-- START Listing --
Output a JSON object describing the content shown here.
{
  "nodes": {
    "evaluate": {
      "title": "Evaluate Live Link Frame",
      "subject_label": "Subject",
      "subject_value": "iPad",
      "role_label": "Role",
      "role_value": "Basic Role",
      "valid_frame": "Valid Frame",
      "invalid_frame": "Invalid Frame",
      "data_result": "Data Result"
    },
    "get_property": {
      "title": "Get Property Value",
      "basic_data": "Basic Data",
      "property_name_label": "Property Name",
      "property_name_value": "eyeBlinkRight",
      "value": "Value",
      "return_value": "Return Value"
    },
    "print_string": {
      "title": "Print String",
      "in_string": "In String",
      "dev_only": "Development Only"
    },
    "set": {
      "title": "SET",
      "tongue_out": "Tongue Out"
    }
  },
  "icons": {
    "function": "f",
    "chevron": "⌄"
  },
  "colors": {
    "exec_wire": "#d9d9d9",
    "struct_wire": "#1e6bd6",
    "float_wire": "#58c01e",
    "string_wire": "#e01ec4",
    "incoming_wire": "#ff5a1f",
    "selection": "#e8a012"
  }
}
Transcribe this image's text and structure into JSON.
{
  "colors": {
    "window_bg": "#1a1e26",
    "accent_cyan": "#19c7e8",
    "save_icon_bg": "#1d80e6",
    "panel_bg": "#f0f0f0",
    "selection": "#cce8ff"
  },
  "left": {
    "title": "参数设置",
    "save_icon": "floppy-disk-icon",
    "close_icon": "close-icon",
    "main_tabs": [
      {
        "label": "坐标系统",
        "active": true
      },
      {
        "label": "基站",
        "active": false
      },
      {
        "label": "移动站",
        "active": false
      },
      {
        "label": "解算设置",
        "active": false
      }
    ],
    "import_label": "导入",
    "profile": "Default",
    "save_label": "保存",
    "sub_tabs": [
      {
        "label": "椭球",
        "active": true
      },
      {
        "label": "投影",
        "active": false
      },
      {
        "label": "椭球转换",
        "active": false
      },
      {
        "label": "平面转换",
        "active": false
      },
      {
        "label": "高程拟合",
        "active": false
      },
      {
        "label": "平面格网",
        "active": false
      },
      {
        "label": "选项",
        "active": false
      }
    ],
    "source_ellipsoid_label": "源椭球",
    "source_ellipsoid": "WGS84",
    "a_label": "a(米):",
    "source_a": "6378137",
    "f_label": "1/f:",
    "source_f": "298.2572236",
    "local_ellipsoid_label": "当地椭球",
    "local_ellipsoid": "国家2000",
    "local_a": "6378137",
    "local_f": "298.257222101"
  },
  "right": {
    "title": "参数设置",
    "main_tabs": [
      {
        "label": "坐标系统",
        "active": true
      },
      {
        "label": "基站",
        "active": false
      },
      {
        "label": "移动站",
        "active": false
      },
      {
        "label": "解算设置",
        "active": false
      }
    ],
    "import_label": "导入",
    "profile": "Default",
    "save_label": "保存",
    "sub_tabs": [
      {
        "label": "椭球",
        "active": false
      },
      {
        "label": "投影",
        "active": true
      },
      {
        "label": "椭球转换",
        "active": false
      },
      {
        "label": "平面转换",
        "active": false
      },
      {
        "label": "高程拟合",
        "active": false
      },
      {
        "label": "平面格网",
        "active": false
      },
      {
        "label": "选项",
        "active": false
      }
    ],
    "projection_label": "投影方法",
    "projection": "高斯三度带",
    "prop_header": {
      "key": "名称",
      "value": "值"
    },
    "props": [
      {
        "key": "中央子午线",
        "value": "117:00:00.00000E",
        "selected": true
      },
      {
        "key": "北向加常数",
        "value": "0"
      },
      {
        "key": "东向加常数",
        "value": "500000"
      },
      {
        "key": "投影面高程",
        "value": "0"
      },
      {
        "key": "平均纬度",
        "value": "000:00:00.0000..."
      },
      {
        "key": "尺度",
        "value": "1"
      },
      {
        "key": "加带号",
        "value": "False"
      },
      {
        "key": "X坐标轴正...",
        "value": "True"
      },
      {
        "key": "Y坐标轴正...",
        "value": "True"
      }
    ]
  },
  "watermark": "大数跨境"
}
-- END Listing --
Your instructions:
Send back each record exactly as it stands.

Expected answer:
Output a JSON object describing the content shown here.
{
  "nodes": {
    "evaluate": {
      "title": "Evaluate Live Link Frame",
      "subject_label": "Subject",
      "subject_value": "iPad",
      "role_label": "Role",
      "role_value": "Basic Role",
      "valid_frame": "Valid Frame",
      "invalid_frame": "Invalid Frame",
      "data_result": "Data Result"
    },
    "get_property": {
      "title": "Get Property Value",
      "basic_data": "Basic Data",
      "property_name_label": "Property Name",
      "property_name_value": "eyeBlinkRight",
      "value": "Value",
      "return_value": "Return Value"
    },
    "print_string": {
      "title": "Print String",
      "in_string": "In String",
      "dev_only": "Development Only"
    },
    "set": {
      "title": "SET",
      "tongue_out": "Tongue Out"
    }
  },
  "icons": {
    "function": "f",
    "chevron": "⌄"
  },
  "colors": {
    "exec_wire": "#d9d9d9",
    "struct_wire": "#1e6bd6",
    "float_wire": "#58c01e",
    "string_wire": "#e01ec4",
    "incoming_wire": "#ff5a1f",
    "selection": "#e8a012"
  }
}
Transcribe this image's text and structure into JSON.
{
  "colors": {
    "window_bg": "#1a1e26",
    "accent_cyan": "#19c7e8",
    "save_icon_bg": "#1d80e6",
    "panel_bg": "#f0f0f0",
    "selection": "#cce8ff"
  },
  "left": {
    "title": "参数设置",
    "save_icon": "floppy-disk-icon",
    "close_icon": "close-icon",
    "main_tabs": [
      {
        "label": "坐标系统",
        "active": true
      },
      {
        "label": "基站",
        "active": false
      },
      {
        "label": "移动站",
        "active": false
      },
      {
        "label": "解算设置",
        "active": false
      }
    ],
    "import_label": "导入",
    "profile": "Default",
    "save_label": "保存",
    "sub_tabs": [
      {
        "label": "椭球",
        "active": true
      },
      {
        "label": "投影",
        "active": false
      },
      {
        "label": "椭球转换",
        "active": false
      },
      {
        "label": "平面转换",
        "active": false
      },
      {
        "label": "高程拟合",
        "active": false
      },
      {
        "label": "平面格网",
        "active": false
      },
      {
        "label": "选项",
        "active": false
      }
    ],
    "source_ellipsoid_label": "源椭球",
    "source_ellipsoid": "WGS84",
    "a_label": "a(米):",
    "source_a": "6378137",
    "f_label": "1/f:",
    "source_f": "298.2572236",
    "local_ellipsoid_label": "当地椭球",
    "local_ellipsoid": "国家2000",
    "local_a": "6378137",
    "local_f": "298.257222101"
  },
  "right": {
    "title": "参数设置",
    "main_tabs": [
      {
        "label": "坐标系统",
        "active": true
      },
      {
        "label": "基站",
        "active": false
      },
      {
        "label": "移动站",
        "active": false
      },
      {
        "label": "解算设置",
        "active": false
      }
    ],
    "import_label": "导入",
    "profile": "Default",
    "save_label": "保存",
    "sub_tabs": [
      {
        "label": "椭球",
        "active": false
      },
      {
        "label": "投影",
        "active": true
      },
      {
        "label": "椭球转换",
        "active": false
      },
      {
        "label": "平面转换",
        "active": false
      },
      {
        "label": "高程拟合",
        "active": false
      },
      {
        "label": "平面格网",
        "active": false
      },
      {
        "label": "选项",
        "active": false
      }
    ],
    "projection_label": "投影方法",
    "projection": "高斯三度带",
    "prop_header": {
      "key": "名称",
      "value": "值"
    },
    "props": [
      {
        "key": "中央子午线",
        "value": "117:00:00.00000E",
        "selected": true
      },
      {
        "key": "北向加常数",
        "value": "0"
      },
      {
        "key": "东向加常数",
        "value": "500000"
      },
      {
        "key": "投影面高程",
        "value": "0"
      },
      {
        "key": "平均纬度",
        "value": "000:00:00.0000..."
      },
      {
        "key": "尺度",
        "value": "1"
      },
      {
        "key": "加带号",
        "value": "False"
      },
      {
        "key": "X坐标轴正...",
        "value": "True"
      },
      {
        "key": "Y坐标轴正...",
        "value": "True"
      }
    ]
  },
  "watermark": "大数跨境"
}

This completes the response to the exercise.